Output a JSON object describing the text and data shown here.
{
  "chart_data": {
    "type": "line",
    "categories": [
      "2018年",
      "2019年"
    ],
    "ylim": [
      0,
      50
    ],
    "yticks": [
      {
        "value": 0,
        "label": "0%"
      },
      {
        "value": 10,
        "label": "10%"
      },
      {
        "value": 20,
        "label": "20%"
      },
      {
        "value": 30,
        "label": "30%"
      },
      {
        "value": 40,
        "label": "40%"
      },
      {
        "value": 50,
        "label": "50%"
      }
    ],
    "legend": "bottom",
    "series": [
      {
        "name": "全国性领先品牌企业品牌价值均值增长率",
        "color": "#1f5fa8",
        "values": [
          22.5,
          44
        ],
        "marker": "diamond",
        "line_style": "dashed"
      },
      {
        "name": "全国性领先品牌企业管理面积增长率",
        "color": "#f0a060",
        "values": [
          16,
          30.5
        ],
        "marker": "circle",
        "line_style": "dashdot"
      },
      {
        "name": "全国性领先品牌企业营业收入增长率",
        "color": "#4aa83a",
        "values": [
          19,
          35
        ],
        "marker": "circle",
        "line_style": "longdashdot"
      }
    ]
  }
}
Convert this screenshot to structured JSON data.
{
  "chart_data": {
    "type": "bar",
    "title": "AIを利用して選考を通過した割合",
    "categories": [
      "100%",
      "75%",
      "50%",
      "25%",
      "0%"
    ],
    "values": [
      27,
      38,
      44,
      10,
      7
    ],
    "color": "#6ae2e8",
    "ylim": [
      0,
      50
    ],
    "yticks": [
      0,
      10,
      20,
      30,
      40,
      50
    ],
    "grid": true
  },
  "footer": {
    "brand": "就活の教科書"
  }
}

------------------------------------------------------------

## Work to complete
Look over the records above and copy each line that includes the string "name".

## Reply to the exercise
        "name": "全国性领先品牌企业品牌价值均值增长率",
        "name": "全国性领先品牌企业管理面积增长率",
        "name": "全国性领先品牌企业营业收入增长率",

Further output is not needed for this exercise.